Print the entries word for word, beginning with the first line and stopping after the line that contains "histogram-bar xyxy=(1178,662,1208,705)".

● **WORKING DATA**
--*--
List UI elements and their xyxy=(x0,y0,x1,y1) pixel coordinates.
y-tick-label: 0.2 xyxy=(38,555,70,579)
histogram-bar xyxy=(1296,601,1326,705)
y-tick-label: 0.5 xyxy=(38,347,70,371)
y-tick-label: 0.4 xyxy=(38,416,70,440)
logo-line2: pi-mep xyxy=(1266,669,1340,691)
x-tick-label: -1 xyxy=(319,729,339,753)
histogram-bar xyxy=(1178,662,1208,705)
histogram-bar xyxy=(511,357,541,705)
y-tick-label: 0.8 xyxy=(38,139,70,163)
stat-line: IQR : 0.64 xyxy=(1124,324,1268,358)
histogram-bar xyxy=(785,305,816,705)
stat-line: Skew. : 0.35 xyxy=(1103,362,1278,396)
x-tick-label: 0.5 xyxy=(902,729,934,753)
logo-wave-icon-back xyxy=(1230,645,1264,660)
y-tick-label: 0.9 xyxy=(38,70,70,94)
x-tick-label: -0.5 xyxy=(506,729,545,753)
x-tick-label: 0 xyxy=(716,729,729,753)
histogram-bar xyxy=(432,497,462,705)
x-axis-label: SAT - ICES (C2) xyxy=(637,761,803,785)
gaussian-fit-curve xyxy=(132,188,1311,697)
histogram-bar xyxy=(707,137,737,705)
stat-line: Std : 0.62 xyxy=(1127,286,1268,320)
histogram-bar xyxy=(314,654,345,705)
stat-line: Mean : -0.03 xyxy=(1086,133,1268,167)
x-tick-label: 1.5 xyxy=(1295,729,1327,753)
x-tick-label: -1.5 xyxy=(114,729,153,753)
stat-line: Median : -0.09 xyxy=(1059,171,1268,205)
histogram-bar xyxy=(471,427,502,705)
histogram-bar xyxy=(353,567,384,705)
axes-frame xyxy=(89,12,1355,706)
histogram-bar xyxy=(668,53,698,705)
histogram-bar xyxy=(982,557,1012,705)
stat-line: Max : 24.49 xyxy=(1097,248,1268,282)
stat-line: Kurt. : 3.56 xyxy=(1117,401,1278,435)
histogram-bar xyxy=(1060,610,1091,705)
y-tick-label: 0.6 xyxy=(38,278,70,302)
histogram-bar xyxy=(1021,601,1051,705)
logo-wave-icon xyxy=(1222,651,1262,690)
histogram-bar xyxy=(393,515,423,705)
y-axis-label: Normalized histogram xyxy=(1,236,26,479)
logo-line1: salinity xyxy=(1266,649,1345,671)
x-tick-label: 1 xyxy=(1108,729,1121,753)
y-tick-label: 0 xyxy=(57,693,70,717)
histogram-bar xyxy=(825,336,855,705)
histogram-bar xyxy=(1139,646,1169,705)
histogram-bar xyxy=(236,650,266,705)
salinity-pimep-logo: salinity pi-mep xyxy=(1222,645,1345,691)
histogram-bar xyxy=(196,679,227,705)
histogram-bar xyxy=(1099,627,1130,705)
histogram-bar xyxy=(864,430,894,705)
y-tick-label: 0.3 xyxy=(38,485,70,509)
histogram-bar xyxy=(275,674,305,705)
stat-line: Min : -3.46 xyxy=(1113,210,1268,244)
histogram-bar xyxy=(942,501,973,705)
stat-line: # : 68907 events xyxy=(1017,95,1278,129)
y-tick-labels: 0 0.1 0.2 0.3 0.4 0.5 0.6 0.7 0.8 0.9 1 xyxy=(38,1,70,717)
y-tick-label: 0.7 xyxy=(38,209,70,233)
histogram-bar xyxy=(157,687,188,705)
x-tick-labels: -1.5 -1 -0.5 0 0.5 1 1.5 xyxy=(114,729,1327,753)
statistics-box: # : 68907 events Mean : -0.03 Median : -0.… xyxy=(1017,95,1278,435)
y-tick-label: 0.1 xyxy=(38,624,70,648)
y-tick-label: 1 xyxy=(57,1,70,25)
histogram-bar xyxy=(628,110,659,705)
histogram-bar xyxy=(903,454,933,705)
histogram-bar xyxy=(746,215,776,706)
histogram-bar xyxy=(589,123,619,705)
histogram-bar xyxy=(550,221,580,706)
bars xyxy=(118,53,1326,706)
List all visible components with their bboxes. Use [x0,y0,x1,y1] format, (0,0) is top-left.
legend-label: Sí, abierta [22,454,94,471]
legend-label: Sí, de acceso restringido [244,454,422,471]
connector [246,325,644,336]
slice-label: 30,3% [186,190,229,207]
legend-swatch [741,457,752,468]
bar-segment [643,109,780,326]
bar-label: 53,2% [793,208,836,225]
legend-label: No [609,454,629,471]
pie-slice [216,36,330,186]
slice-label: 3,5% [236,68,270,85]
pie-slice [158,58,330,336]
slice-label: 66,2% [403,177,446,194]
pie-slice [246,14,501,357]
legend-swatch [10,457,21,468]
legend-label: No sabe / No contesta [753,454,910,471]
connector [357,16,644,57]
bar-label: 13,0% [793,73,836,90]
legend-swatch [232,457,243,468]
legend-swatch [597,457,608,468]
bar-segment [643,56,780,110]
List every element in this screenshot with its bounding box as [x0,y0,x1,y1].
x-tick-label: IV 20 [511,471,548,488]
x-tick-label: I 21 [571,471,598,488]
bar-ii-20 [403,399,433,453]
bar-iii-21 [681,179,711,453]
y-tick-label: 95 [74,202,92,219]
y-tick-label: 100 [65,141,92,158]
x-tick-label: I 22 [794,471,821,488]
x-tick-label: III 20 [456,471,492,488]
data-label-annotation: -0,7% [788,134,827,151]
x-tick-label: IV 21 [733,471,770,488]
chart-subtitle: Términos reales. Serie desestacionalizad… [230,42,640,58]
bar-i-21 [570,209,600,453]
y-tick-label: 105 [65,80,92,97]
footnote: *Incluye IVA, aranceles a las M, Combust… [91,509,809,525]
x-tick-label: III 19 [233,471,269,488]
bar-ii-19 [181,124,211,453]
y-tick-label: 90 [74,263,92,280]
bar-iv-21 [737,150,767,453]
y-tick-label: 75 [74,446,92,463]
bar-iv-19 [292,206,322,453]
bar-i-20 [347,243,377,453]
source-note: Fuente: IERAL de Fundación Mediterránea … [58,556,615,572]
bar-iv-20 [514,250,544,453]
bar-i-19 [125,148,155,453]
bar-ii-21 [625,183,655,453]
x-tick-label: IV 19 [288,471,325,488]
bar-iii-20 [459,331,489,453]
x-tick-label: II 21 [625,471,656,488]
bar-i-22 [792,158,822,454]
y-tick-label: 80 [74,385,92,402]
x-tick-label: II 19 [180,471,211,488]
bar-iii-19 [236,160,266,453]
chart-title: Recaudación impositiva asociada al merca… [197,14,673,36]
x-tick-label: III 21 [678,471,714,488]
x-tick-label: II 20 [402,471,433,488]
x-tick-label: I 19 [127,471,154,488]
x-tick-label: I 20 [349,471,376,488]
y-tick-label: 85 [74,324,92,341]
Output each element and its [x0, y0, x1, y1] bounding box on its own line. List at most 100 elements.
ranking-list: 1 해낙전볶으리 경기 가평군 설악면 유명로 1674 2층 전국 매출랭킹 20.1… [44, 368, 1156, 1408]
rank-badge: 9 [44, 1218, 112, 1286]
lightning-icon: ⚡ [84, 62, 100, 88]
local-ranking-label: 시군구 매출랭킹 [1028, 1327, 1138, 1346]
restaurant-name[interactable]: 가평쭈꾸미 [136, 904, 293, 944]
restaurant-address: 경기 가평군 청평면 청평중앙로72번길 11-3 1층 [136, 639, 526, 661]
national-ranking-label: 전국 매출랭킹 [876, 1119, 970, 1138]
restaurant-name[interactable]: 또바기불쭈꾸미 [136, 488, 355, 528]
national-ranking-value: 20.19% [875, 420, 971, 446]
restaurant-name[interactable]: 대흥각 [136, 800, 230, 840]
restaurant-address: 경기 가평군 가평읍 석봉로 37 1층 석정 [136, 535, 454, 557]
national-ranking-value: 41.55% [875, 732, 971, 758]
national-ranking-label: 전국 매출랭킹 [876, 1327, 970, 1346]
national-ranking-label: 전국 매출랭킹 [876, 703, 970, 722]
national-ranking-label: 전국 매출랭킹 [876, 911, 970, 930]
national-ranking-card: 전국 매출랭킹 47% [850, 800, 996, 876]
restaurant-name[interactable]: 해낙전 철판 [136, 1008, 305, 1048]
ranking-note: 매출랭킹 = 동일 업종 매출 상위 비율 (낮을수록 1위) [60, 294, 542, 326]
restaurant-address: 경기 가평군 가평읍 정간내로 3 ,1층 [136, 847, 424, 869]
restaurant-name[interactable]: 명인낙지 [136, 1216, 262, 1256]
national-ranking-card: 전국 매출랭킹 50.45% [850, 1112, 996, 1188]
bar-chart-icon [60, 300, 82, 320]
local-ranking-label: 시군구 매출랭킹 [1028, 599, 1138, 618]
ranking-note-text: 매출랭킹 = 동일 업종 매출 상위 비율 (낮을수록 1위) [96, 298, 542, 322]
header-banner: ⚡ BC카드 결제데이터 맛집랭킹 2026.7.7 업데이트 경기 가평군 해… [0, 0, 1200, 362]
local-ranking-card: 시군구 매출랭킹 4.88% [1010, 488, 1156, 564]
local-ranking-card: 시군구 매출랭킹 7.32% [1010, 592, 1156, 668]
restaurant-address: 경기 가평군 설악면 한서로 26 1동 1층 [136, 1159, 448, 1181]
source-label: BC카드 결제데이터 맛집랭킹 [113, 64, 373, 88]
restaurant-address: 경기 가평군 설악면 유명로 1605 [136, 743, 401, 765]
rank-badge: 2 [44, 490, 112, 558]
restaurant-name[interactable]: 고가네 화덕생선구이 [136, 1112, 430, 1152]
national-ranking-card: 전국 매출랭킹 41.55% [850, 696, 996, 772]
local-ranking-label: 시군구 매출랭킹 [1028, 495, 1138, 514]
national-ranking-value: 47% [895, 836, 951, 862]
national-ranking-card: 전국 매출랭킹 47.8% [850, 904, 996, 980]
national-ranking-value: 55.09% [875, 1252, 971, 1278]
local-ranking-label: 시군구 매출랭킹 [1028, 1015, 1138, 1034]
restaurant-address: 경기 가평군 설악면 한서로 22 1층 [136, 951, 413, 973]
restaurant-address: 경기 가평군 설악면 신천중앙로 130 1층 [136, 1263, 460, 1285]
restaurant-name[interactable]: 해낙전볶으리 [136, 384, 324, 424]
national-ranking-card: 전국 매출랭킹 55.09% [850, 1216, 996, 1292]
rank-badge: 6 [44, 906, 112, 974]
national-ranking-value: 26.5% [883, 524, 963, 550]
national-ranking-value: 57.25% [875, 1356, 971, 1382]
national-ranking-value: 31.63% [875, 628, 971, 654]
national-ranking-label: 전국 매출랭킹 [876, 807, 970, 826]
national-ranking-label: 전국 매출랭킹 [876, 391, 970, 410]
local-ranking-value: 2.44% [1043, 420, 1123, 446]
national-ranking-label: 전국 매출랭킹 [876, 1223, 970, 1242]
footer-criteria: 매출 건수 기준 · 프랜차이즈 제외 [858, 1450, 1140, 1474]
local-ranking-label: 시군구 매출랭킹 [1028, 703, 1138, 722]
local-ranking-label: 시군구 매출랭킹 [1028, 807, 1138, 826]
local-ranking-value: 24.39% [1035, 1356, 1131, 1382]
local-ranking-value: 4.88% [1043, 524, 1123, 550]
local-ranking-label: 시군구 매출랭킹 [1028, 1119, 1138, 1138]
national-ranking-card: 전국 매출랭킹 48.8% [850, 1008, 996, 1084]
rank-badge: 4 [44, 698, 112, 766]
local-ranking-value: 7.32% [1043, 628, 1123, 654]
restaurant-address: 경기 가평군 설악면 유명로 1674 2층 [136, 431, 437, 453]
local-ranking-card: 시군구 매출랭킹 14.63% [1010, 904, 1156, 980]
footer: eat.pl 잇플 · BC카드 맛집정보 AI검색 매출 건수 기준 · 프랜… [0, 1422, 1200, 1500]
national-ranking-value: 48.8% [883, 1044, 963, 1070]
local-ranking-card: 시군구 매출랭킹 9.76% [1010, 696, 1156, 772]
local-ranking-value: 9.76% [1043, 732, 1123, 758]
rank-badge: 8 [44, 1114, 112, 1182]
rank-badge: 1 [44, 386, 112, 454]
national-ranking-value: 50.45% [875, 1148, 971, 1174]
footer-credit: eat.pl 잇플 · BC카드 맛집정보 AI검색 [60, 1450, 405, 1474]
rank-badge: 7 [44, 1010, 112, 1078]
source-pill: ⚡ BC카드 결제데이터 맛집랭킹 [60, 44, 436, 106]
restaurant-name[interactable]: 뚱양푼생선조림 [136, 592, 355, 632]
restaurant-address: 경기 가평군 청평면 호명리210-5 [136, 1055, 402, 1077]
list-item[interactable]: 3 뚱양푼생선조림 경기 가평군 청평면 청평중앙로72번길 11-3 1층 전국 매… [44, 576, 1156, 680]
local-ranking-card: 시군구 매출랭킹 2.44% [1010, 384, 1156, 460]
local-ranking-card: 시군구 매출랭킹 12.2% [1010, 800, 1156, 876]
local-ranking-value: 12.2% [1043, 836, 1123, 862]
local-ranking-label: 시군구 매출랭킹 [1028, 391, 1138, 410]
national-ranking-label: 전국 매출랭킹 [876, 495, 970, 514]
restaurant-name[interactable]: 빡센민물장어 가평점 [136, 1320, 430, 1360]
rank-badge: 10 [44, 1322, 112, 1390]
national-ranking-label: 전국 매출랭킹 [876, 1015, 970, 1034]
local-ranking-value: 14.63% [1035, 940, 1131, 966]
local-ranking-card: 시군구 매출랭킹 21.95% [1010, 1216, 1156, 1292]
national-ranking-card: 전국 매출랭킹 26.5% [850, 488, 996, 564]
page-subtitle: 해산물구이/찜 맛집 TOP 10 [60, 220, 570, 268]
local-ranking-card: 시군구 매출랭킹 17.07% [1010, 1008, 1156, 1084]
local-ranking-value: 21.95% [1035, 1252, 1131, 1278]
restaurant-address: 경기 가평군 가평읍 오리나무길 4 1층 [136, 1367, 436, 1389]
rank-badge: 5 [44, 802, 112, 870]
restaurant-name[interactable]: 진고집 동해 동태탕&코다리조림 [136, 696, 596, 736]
--*--
● **SOLUTION TO THE PROBLEM**
List UI elements and their xyxy=(x0,y0,x1,y1) pixel coordinates.
y-tick-label: 0.2 xyxy=(38,555,70,579)
histogram-bar xyxy=(1296,601,1326,705)
y-tick-label: 0.5 xyxy=(38,347,70,371)
y-tick-label: 0.4 xyxy=(38,416,70,440)
logo-line2: pi-mep xyxy=(1266,669,1340,691)
x-tick-label: -1 xyxy=(319,729,339,753)
histogram-bar xyxy=(1178,662,1208,705)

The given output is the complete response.